Supplied entries
::::::::

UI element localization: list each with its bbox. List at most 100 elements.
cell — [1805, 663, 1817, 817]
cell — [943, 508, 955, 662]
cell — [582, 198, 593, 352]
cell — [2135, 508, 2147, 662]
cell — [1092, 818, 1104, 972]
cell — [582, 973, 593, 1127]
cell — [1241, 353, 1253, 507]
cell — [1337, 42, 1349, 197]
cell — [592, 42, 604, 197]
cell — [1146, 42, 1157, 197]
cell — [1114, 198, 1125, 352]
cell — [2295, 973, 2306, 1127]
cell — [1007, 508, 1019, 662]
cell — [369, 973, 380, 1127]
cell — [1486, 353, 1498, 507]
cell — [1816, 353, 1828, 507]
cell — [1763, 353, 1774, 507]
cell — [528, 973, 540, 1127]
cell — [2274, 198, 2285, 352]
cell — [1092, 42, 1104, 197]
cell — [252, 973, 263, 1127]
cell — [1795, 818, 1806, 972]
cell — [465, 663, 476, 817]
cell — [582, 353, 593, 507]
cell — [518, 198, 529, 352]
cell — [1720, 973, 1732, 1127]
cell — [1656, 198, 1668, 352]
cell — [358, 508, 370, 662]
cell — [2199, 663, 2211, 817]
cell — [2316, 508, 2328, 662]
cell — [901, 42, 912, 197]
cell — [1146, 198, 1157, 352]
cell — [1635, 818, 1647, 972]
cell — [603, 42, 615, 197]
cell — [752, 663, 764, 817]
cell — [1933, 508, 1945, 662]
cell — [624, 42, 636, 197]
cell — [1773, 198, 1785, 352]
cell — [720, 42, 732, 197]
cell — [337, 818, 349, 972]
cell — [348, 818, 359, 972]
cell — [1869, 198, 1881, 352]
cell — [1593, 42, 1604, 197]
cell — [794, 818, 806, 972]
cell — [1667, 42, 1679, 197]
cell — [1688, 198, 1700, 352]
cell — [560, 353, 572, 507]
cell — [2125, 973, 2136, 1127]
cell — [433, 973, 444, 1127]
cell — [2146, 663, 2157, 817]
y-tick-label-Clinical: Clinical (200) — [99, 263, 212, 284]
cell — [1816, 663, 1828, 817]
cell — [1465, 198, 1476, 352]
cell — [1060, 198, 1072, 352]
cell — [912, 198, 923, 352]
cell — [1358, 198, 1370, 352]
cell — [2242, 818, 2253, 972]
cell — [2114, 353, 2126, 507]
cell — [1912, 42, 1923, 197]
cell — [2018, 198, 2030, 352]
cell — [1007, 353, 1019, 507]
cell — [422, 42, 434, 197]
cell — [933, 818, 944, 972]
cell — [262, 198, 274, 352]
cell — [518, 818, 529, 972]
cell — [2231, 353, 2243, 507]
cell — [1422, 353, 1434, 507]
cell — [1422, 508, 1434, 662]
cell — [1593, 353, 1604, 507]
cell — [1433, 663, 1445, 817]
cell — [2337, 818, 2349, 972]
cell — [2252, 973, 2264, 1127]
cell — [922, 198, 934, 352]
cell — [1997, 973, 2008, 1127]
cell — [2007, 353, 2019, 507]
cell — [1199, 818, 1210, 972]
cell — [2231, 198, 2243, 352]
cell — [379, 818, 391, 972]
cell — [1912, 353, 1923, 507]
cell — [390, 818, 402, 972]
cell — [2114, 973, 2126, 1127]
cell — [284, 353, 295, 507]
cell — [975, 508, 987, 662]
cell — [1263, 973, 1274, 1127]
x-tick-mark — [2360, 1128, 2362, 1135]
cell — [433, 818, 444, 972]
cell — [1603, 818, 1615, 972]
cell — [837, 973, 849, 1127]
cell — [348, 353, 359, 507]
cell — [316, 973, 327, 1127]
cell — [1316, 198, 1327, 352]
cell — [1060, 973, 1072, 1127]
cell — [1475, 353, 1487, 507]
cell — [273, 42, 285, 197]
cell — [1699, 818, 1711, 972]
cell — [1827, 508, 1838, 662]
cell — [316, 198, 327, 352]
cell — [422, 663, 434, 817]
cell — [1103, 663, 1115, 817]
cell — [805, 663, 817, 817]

::::::::

What needs to be done
Put all of the data above into a numbered list, leaving out any blank lines.

Problem solution
1. UI element localization: list each with its bbox. List at most 100 elements.
2. cell — [1805, 663, 1817, 817]
3. cell — [943, 508, 955, 662]
4. cell — [582, 198, 593, 352]
5. cell — [2135, 508, 2147, 662]
6. cell — [1092, 818, 1104, 972]
7. cell — [582, 973, 593, 1127]
8. cell — [1241, 353, 1253, 507]
9. cell — [1337, 42, 1349, 197]
10. cell — [592, 42, 604, 197]
11. cell — [1146, 42, 1157, 197]
12. cell — [1114, 198, 1125, 352]
13. cell — [2295, 973, 2306, 1127]
14. cell — [1007, 508, 1019, 662]
15. cell — [369, 973, 380, 1127]
16. cell — [1486, 353, 1498, 507]
17. cell — [1816, 353, 1828, 507]
18. cell — [1763, 353, 1774, 507]
19. cell — [528, 973, 540, 1127]
20. cell — [2274, 198, 2285, 352]
21. cell — [1092, 42, 1104, 197]
22. cell — [252, 973, 263, 1127]
23. cell — [1795, 818, 1806, 972]
24. cell — [465, 663, 476, 817]
25. cell — [582, 353, 593, 507]
26. cell — [518, 198, 529, 352]
27. cell — [1720, 973, 1732, 1127]
28. cell — [1656, 198, 1668, 352]
29. cell — [358, 508, 370, 662]
30. cell — [2199, 663, 2211, 817]
31. cell — [2316, 508, 2328, 662]
32. cell — [901, 42, 912, 197]
33. cell — [1146, 198, 1157, 352]
34. cell — [1635, 818, 1647, 972]
35. cell — [603, 42, 615, 197]
36. cell — [752, 663, 764, 817]
37. cell — [1933, 508, 1945, 662]
38. cell — [624, 42, 636, 197]
39. cell — [1773, 198, 1785, 352]
40. cell — [720, 42, 732, 197]
41. cell — [337, 818, 349, 972]
42. cell — [348, 818, 359, 972]
43. cell — [1869, 198, 1881, 352]
44. cell — [1593, 42, 1604, 197]
45. cell — [794, 818, 806, 972]
46. cell — [1667, 42, 1679, 197]
47. cell — [1688, 198, 1700, 352]
48. cell — [560, 353, 572, 507]
49. cell — [2125, 973, 2136, 1127]
50. cell — [433, 973, 444, 1127]
51. cell — [2146, 663, 2157, 817]
52. y-tick-label-Clinical: Clinical (200) — [99, 263, 212, 284]
53. cell — [1816, 663, 1828, 817]
54. cell — [1465, 198, 1476, 352]
55. cell — [1060, 198, 1072, 352]
56. cell — [912, 198, 923, 352]
57. cell — [1358, 198, 1370, 352]
58. cell — [2242, 818, 2253, 972]
59. cell — [2114, 353, 2126, 507]
60. cell — [1912, 42, 1923, 197]
61. cell — [2018, 198, 2030, 352]
62. cell — [1007, 353, 1019, 507]
63. cell — [422, 42, 434, 197]
64. cell — [933, 818, 944, 972]
65. cell — [262, 198, 274, 352]
66. cell — [518, 818, 529, 972]
67. cell — [2231, 353, 2243, 507]
68. cell — [1422, 353, 1434, 507]
69. cell — [1422, 508, 1434, 662]
70. cell — [1593, 353, 1604, 507]
71. cell — [1433, 663, 1445, 817]
72. cell — [2337, 818, 2349, 972]
73. cell — [2252, 973, 2264, 1127]
74. cell — [922, 198, 934, 352]
75. cell — [1997, 973, 2008, 1127]
76. cell — [2007, 353, 2019, 507]
77. cell — [1199, 818, 1210, 972]
78. cell — [2231, 198, 2243, 352]
79. cell — [379, 818, 391, 972]
80. cell — [1912, 353, 1923, 507]
81. cell — [390, 818, 402, 972]
82. cell — [2114, 973, 2126, 1127]
83. cell — [284, 353, 295, 507]
84. cell — [975, 508, 987, 662]
85. cell — [1263, 973, 1274, 1127]
86. x-tick-mark — [2360, 1128, 2362, 1135]
87. cell — [433, 818, 444, 972]
88. cell — [1603, 818, 1615, 972]
89. cell — [837, 973, 849, 1127]
90. cell — [348, 353, 359, 507]
91. cell — [316, 973, 327, 1127]
92. cell — [1316, 198, 1327, 352]
93. cell — [1060, 973, 1072, 1127]
94. cell — [1475, 353, 1487, 507]
95. cell — [273, 42, 285, 197]
96. cell — [1699, 818, 1711, 972]
97. cell — [1827, 508, 1838, 662]
98. cell — [316, 198, 327, 352]
99. cell — [422, 663, 434, 817]
100. cell — [1103, 663, 1115, 817]
101. cell — [805, 663, 817, 817]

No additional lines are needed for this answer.